→ **Dataset listings of figures**:
#####

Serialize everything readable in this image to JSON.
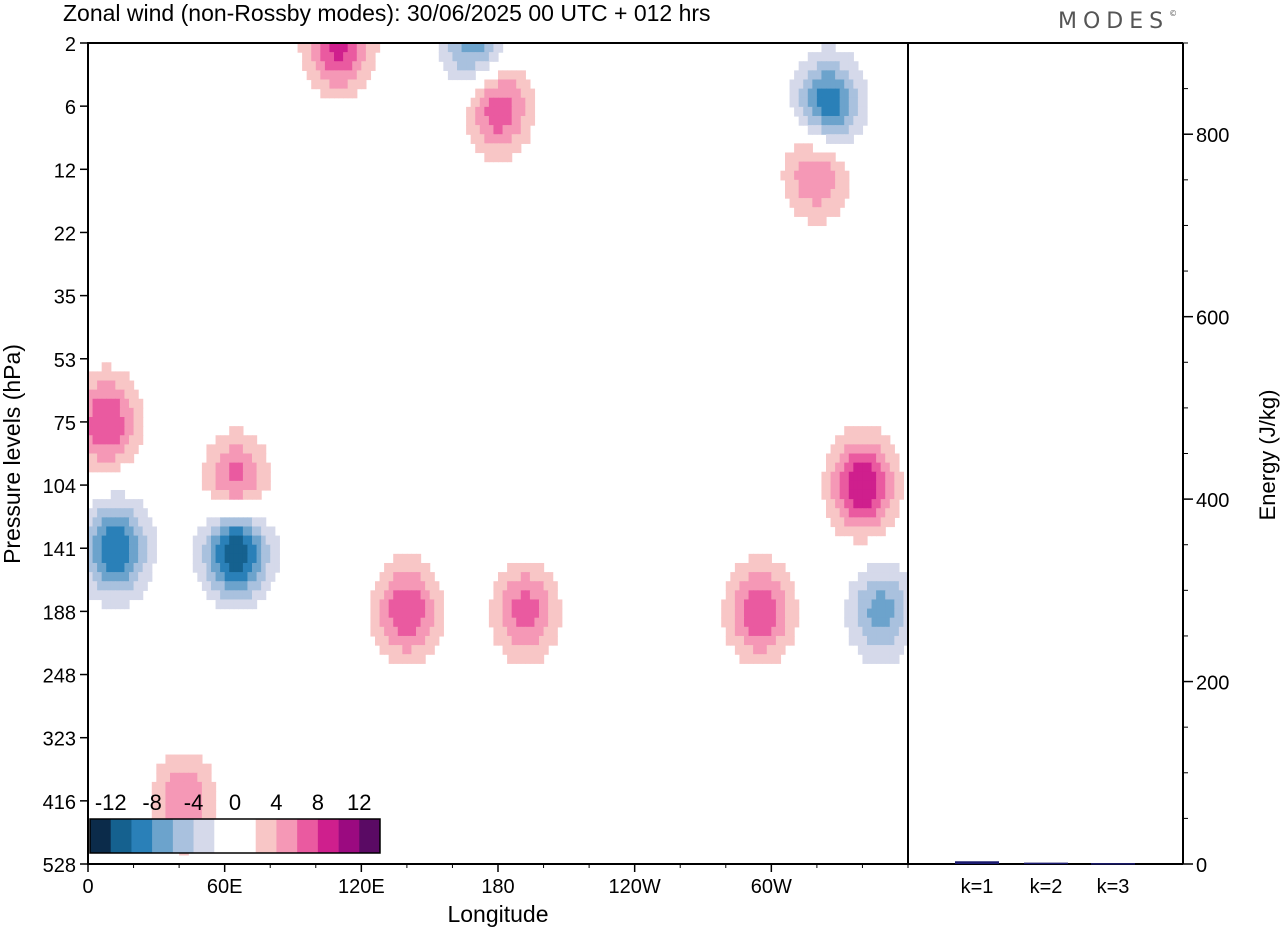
{
  "chart_data": [
    {
      "type": "heatmap",
      "title": "Zonal wind (non-Rossby modes):  30/06/2025  00 UTC  + 012 hrs",
      "xlabel": "Longitude",
      "ylabel": "Pressure levels (hPa)",
      "x_ticks": [
        "0",
        "60E",
        "120E",
        "180",
        "120W",
        "60W"
      ],
      "x_tick_degrees": [
        0,
        60,
        120,
        180,
        240,
        300
      ],
      "xlim": [
        0,
        360
      ],
      "y_levels": [
        "2",
        "6",
        "12",
        "22",
        "35",
        "53",
        "75",
        "104",
        "141",
        "188",
        "248",
        "323",
        "416",
        "528"
      ],
      "y_axis": "inverted, top = 2 hPa, bottom = 528 hPa",
      "colorbar": {
        "ticks": [
          "-12",
          "-8",
          "-4",
          "0",
          "4",
          "8",
          "12"
        ],
        "tick_values": [
          -12,
          -8,
          -4,
          0,
          4,
          8,
          12
        ],
        "range": [
          -14,
          14
        ],
        "colors": [
          "#0b2b4a",
          "#15618f",
          "#2a80b8",
          "#6ca3cc",
          "#a9c1de",
          "#d5d9ea",
          "#ffffff",
          "#ffffff",
          "#f8c6c6",
          "#f598b6",
          "#ea5aa0",
          "#cf1f8d",
          "#9b0a80",
          "#5a0a64"
        ]
      },
      "features": [
        {
          "kind": "negative",
          "lon": 65,
          "level": "141",
          "min_value": -13
        },
        {
          "kind": "negative",
          "lon": 12,
          "level": "141",
          "min_value": -10
        },
        {
          "kind": "negative",
          "lon": 325,
          "level": "6",
          "min_value": -10
        },
        {
          "kind": "negative",
          "lon": 170,
          "level": "2",
          "min_value": -8
        },
        {
          "kind": "negative",
          "lon": 348,
          "level": "188",
          "min_value": -7
        },
        {
          "kind": "positive",
          "lon": 140,
          "level": "188",
          "max_value": 8
        },
        {
          "kind": "positive",
          "lon": 192,
          "level": "188",
          "max_value": 7
        },
        {
          "kind": "positive",
          "lon": 295,
          "level": "188",
          "max_value": 8
        },
        {
          "kind": "positive",
          "lon": 110,
          "level": "2",
          "max_value": 9
        },
        {
          "kind": "positive",
          "lon": 180,
          "level": "6",
          "max_value": 8
        },
        {
          "kind": "positive",
          "lon": 340,
          "level": "104",
          "max_value": 10
        },
        {
          "kind": "positive",
          "lon": 8,
          "level": "75",
          "max_value": 8
        },
        {
          "kind": "positive",
          "lon": 65,
          "level": "104",
          "max_value": 8
        },
        {
          "kind": "positive",
          "lon": 320,
          "level": "12",
          "max_value": 7
        },
        {
          "kind": "positive",
          "lon": 42,
          "level": "416",
          "max_value": 6
        }
      ]
    },
    {
      "type": "bar",
      "ylabel": "Energy (J/kg)",
      "categories": [
        "k=1",
        "k=2",
        "k=3"
      ],
      "values": [
        3,
        1.5,
        1
      ],
      "ylim": [
        0,
        900
      ],
      "y_ticks": [
        0,
        200,
        400,
        600,
        800
      ],
      "bar_color": "#1a1a6e"
    }
  ],
  "brand": "MODES"
}
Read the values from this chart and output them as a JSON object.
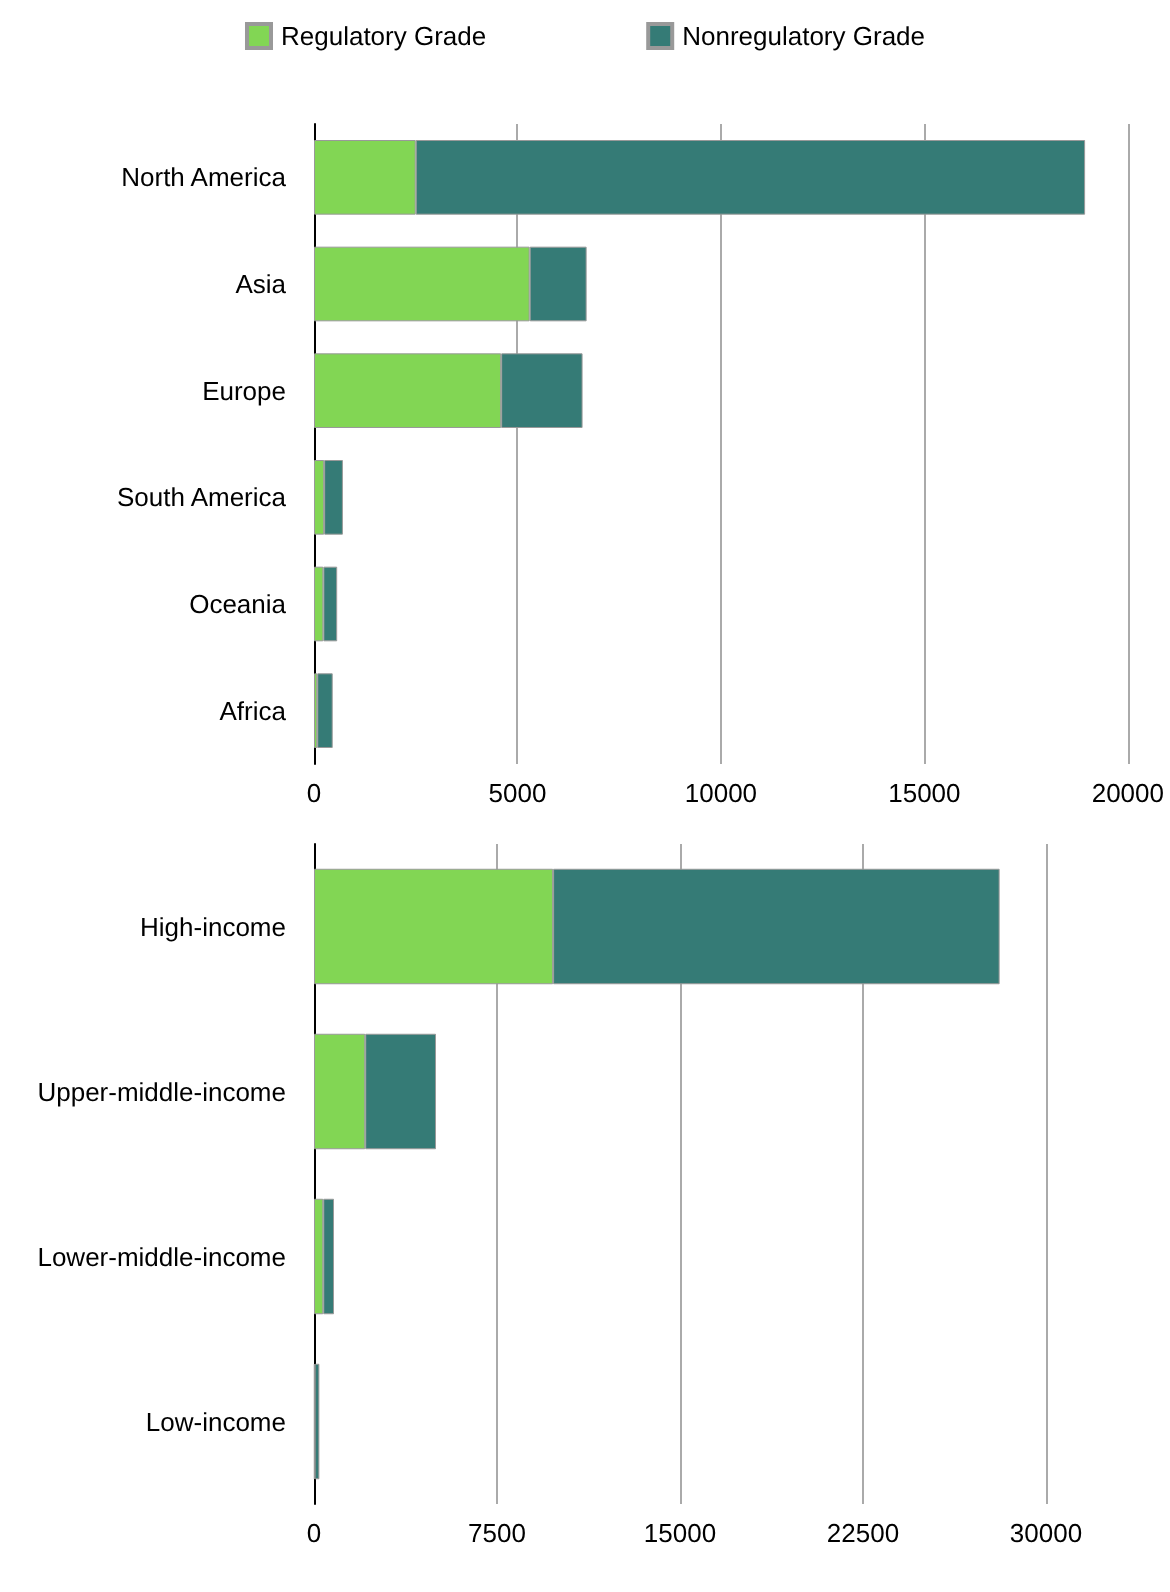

#####

→ **Written request**: Go through the listing above and report how many of its lines contain the word "JSON", with only the number as output.

→ **Solution for this task**: 2